Friday Focus: He is Near

 But in those days, after that suffering, the sun will be darkened,  and the moon will not give its light, and the stars will be falling from heaven, and the powers in the heavens will be shaken. Then they will see ‘the Son of Man coming in clouds’ with great power and glory. Then he will send out the angels, and gather his elect from the four winds, from the ends of the earth to the ends of heaven. “From the fig tree learn its lesson: as soon as its branch becomes tender and puts forth its leaves, you know that summer is near. So also, when you see these things taking place, you know that he is near, at the very gates. Truly I tell you, this generation will not pass away until all these things have taken place. Heaven and earth will pass away, but my words will not pass away. But about that day or hour no one knows, neither the angels in heaven, nor the Son, but only the Father. Beware, keep alert; for you do not know when the time will come. It is like a man going on a journey, when he leaves home and puts his slaves in charge, each with his work, and commands the doorkeeper to be on the watch. Therefore, keep awake—for you do not know when the master of the house will come, in the evening, or at midnight, or at cockcrow, or at dawn, or else he may find you asleep when he comes suddenly. And what I say to you I say to all: Keep awake.” Mark 13:24-37 

A candid confession: I have never been very comfortable reading about the end of days, much less preaching about it. The idea literally scares the hell out of me. But, doubtless, that is what God intended. It’s a stark reminder that our loving God is not a pushover. He is forgiving, but he is just.

So what are we to take away from these dire predictions? First of all, it is the revealed word of God. We can quibble with it. We can deny it. But we’re not going to change it. We must live with it. And more than that, we must learn to embrace it. Whether our own personal end times comes individually or as a species, it most surely will come. And in the context of eternity, the distinctions are marginal. How God chooses to gather us home is his business. We pray for a merciful passage. But his will be done.

§ Directions
a - Does each statement agree with the Friday Focus reflection? Answer yes or no for (i), (ii) and (iii), quoting the words of the reflection that decide it. (i) The writer has always felt at ease preaching about the end of days. (ii) In the quoted scripture, the Son does not know the day or hour. (iii) The writer says we are able to change the revealed word of God.
b - Can you recast the paragraph of the Friday Focus reflection that begins "So what are we to take away" as a short bulleted list that keeps its main points?
c - How would the Friday Focus reflection go on? Write the next part of it, starting after its final sentence.
The listing that comes after this text isn't needed for any of this work.

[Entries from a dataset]
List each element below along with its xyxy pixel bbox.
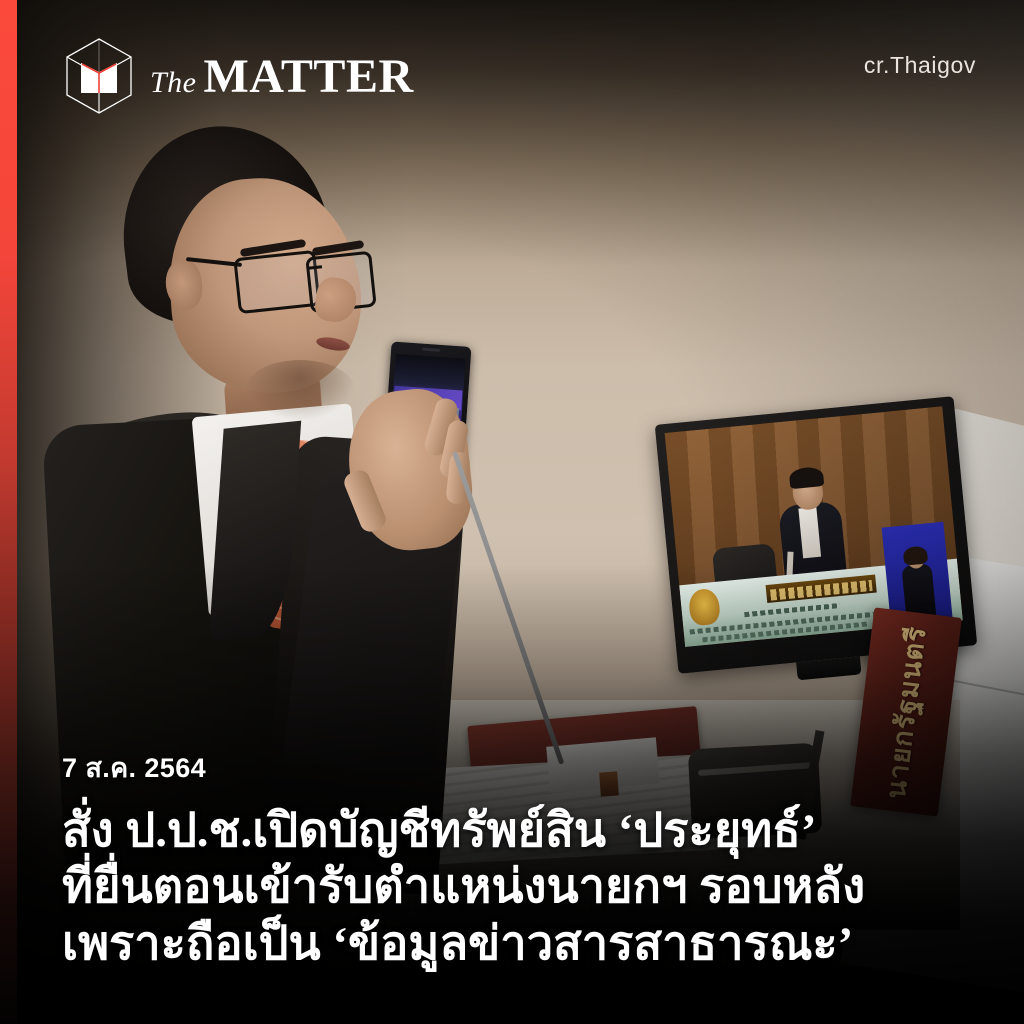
headline-line-2: ที่ยื่นตอนเข้ารับตำแหน่งนายกฯ รอบหลัง <box>62 859 964 915</box>
publish-date: 7 ส.ค. 2564 <box>62 746 964 789</box>
headline-line-3: เพราะถือเป็น ‘ข้อมูลข่าวสารสาธารณะ’ <box>62 916 964 972</box>
left-accent-stripe <box>0 0 17 1024</box>
headline-line-1: สั่ง ป.ป.ช.เปิดบัญชีทรัพย์สิน ‘ประยุทธ์’ <box>62 803 964 859</box>
social-media-news-card: นายกรัฐมนตรี <box>0 0 1024 1024</box>
caption-block: 7 ส.ค. 2564 สั่ง ป.ป.ช.เปิดบัญชีทรัพย์สิ… <box>62 746 964 972</box>
brand-logo[interactable]: The MATTER <box>62 36 414 116</box>
brand-the-label: The <box>150 66 197 100</box>
photo-credit: cr.Thaigov <box>864 52 976 79</box>
matter-cube-book-icon <box>62 36 136 116</box>
headline: สั่ง ป.ป.ช.เปิดบัญชีทรัพย์สิน ‘ประยุทธ์’… <box>62 803 964 972</box>
brand-matter-label: MATTER <box>204 49 414 104</box>
brand-wordmark: The MATTER <box>150 49 414 104</box>
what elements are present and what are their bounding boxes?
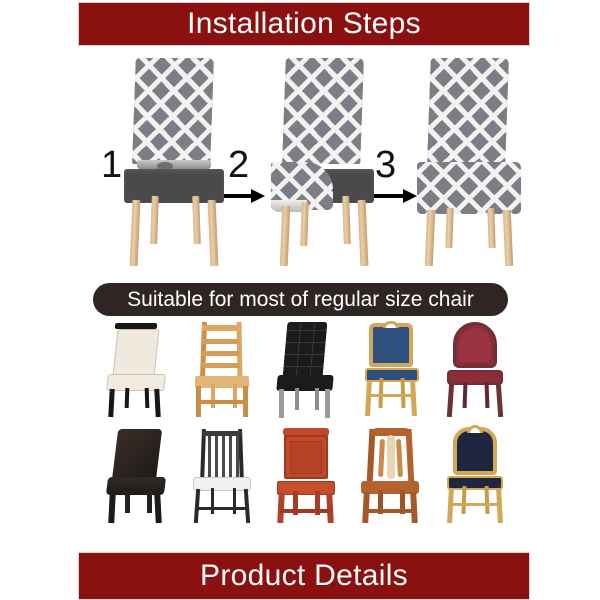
chair-black-tufted-leather: [265, 320, 349, 420]
chair-leg: [208, 200, 219, 266]
infographic-page: Installation Steps 1 2 3: [0, 0, 600, 600]
chair-seat: [124, 169, 224, 203]
chair-leg: [280, 206, 291, 266]
chair-back-cover: [282, 58, 364, 164]
chair-back-cover: [427, 58, 509, 164]
chair-dark-brown-leather: [97, 425, 181, 525]
cover-hem: [137, 160, 211, 169]
chair-leg: [150, 196, 159, 244]
step-2-chair-illustration: [263, 50, 388, 275]
chair-burgundy-round-back: [433, 320, 517, 420]
suitable-chair-label: Suitable for most of regular size chair: [93, 283, 508, 316]
compatible-chairs-grid: [95, 320, 515, 525]
chair-leg: [358, 200, 369, 266]
installation-steps-section: 1 2 3: [0, 50, 600, 275]
chair-back-cover: [132, 58, 214, 164]
chair-medium-wood-splat: [349, 425, 433, 525]
step-3-chair-illustration: [408, 50, 533, 275]
chair-leg: [487, 208, 495, 248]
chair-blue-banquet: [349, 320, 433, 420]
chair-red-wood: [265, 425, 349, 525]
product-details-banner: Product Details: [78, 552, 530, 600]
chair-leg: [342, 196, 351, 244]
chair-light-wood-ladderback: [181, 320, 265, 420]
chair-leg: [192, 196, 201, 244]
chair-leg: [503, 210, 513, 266]
installation-steps-banner: Installation Steps: [78, 2, 530, 46]
suitable-chair-text: Suitable for most of regular size chair: [127, 288, 474, 312]
chair-leg: [425, 210, 435, 266]
chair-leg: [130, 200, 141, 266]
chair-leg: [300, 202, 309, 246]
installation-steps-title: Installation Steps: [187, 7, 421, 41]
chair-navy-banquet: [433, 425, 517, 525]
chair-leg: [445, 208, 453, 248]
chair-seat-cover: [417, 162, 521, 214]
step-1-chair-illustration: [113, 50, 238, 275]
product-details-title: Product Details: [200, 559, 408, 593]
chair-metal-white-seat: [181, 425, 265, 525]
chair-cream-upholstered: [97, 320, 181, 420]
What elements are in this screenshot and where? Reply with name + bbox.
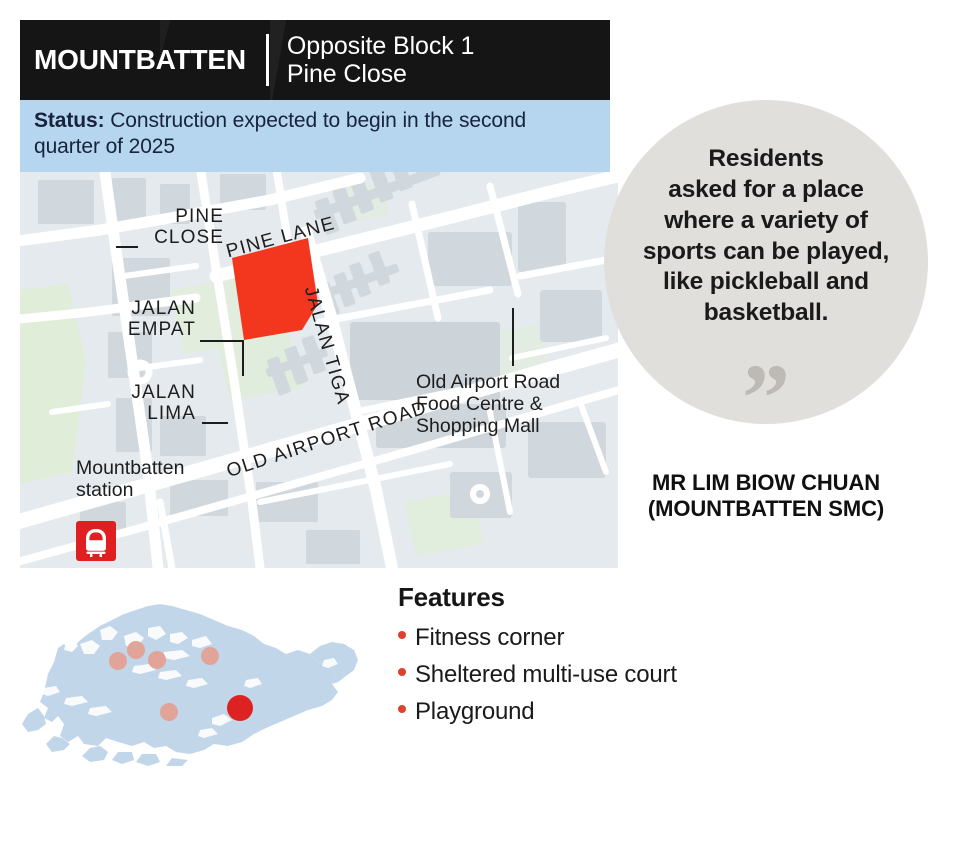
- detail-map[interactable]: PINE CLOSE PINE LANE JALAN TIGA JALAN EM…: [20, 172, 618, 568]
- quote-attribution-name: MR LIM BIOW CHUAN: [600, 470, 932, 496]
- quote-circle: Residents asked for a place where a vari…: [604, 100, 928, 424]
- feature-list-item: Playground: [398, 693, 818, 730]
- features-title: Features: [398, 582, 818, 613]
- map-label-food-centre-line3: Shopping Mall: [416, 416, 560, 438]
- header-bar: MOUNTBATTEN Opposite Block 1 Pine Close: [20, 20, 610, 100]
- status-band: Status: Construction expected to begin i…: [20, 100, 610, 172]
- quote-attribution: MR LIM BIOW CHUAN (MOUNTBATTEN SMC): [600, 470, 932, 523]
- mrt-train-icon[interactable]: [76, 521, 116, 561]
- map-label-jalan-lima-line2: LIMA: [86, 403, 196, 424]
- quote-attribution-constituency: (MOUNTBATTEN SMC): [600, 496, 932, 522]
- quote-line-1: Residents: [596, 144, 936, 175]
- header-location: Opposite Block 1 Pine Close: [287, 32, 474, 89]
- bullet-icon: [398, 631, 406, 639]
- feature-label: Sheltered multi-use court: [415, 656, 677, 693]
- bullet-icon: [398, 705, 406, 713]
- header-location-line2: Pine Close: [287, 60, 474, 88]
- closing-quote-icon: ”: [604, 350, 928, 446]
- singapore-locator-graphic: [14, 596, 364, 766]
- locator-dot-other-3: [148, 651, 166, 669]
- quote-text: Residents asked for a place where a vari…: [596, 144, 936, 329]
- quote-line-5: like pickleball and: [596, 267, 936, 298]
- feature-label: Playground: [415, 693, 534, 730]
- feature-list-item: Fitness corner: [398, 619, 818, 656]
- quote-line-2: asked for a place: [596, 175, 936, 206]
- quote-line-3: where a variety of: [596, 206, 936, 237]
- map-leader-food-centre: [512, 308, 514, 366]
- map-label-pine-close: PINE CLOSE: [132, 206, 224, 249]
- map-leader-jalan-empat-v: [242, 340, 244, 376]
- locator-dot-other-5: [160, 703, 178, 721]
- map-leader-pine-close: [116, 246, 138, 248]
- map-label-food-centre-line1: Old Airport Road: [416, 372, 560, 394]
- feature-label: Fitness corner: [415, 619, 564, 656]
- status-value: Construction expected to begin in the se…: [34, 109, 526, 158]
- locator-dot-mountbatten-active: [227, 695, 253, 721]
- map-label-food-centre-line2: Food Centre &: [416, 394, 560, 416]
- mrt-train-glyph: [76, 521, 116, 561]
- map-label-jalan-lima-line1: JALAN: [86, 382, 196, 403]
- locator-dot-other-4: [201, 647, 219, 665]
- bullet-icon: [398, 668, 406, 676]
- map-leader-jalan-empat-h: [200, 340, 244, 342]
- locator-dot-other-2: [127, 641, 145, 659]
- status-label: Status:: [34, 109, 104, 132]
- map-leader-jalan-lima: [202, 422, 228, 424]
- map-label-mountbatten-station-line2: station: [76, 480, 184, 502]
- features-section: Features Fitness corner Sheltered multi-…: [398, 582, 818, 731]
- header-location-line1: Opposite Block 1: [287, 32, 474, 60]
- map-label-mountbatten-station-line1: Mountbatten: [76, 458, 184, 480]
- map-label-jalan-empat-line2: EMPAT: [86, 319, 196, 340]
- quote-line-6: basketball.: [596, 298, 936, 329]
- map-label-pine-close-line1: PINE: [132, 206, 224, 227]
- vertical-divider-icon: [266, 34, 269, 86]
- singapore-locator-map: [14, 596, 364, 766]
- status-text: Status: Construction expected to begin i…: [34, 108, 596, 161]
- map-label-jalan-lima: JALAN LIMA: [86, 382, 196, 425]
- locator-dot-other-1: [109, 652, 127, 670]
- feature-list-item: Sheltered multi-use court: [398, 656, 818, 693]
- map-label-food-centre: Old Airport Road Food Centre & Shopping …: [416, 372, 560, 437]
- header-constituency-title: MOUNTBATTEN: [34, 44, 246, 76]
- map-label-jalan-empat-line1: JALAN: [86, 298, 196, 319]
- map-label-mountbatten-station: Mountbatten station: [76, 458, 184, 502]
- map-label-jalan-empat: JALAN EMPAT: [86, 298, 196, 341]
- map-label-pine-close-line2: CLOSE: [132, 227, 224, 248]
- quote-line-4: sports can be played,: [596, 237, 936, 268]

§ Results in order
a -
(i) No: "I have never been very comfortable reading about the end of days, much less preaching about it."
(ii) Yes: "But about that day or hour no one knows, neither the angels in heaven, nor the Son, but only the Father."
(iii) No: "But we’re not going to change it."

b -
- These dire predictions are the revealed word of God.
- We can quibble with it or deny it, but we cannot change it. We must live with it and learn to embrace it.
- Our own end times will surely come, whether individually or as a species. In the context of eternity, the difference is marginal.
- How God chooses to gather us home is his business. We pray for a merciful passage, but his will be done.

c -
I’m sure that from time to time most of us share Woody Allen’s sentiment that: “I’m not afraid of death. I just don’t want to be there when it happens.” Hopefully we’re not as fixated or neurotic as Woody. But his is a natural, human reaction to the uncertainty that surrounds the certainty of mortality. The difference is we have the ultimate ace in the hole.

We know with certainty, that this life is not all there is. We are not facing our end. We are facing our beginning. Over and over Jesus has promised eternal life to those who believe in him. Through the Resurrection he conquered death and is a daily presence in the lives of all believers. And that is the secret of coming to grips with earthly mortality. As this week’s gospel tells us: He is near. Keeping God near, or more to the point, keeping near to God is what this life is all about. And whether our last moments are spent slipping peacefully off or in cataclysm, the destination is the same. We will all soon stand before a loving, but a just, God.

The big question is not if and when we go to God, but how we go to him. Do we go to face heaven’s Judge as indifferent or alienated strangers, or do we go as faithful children into the welcoming arms of our loving Father?  Whether it’s our individual judgment day, or the collective day of reckoning, it’s obviously not the best time to try to make God’s acquaintance. Infinitely better to have our familiar and constant conversation with God briefly interrupted on this side of life’s threshold and lovingly picked up again in his glory. He is near. Stay near to him.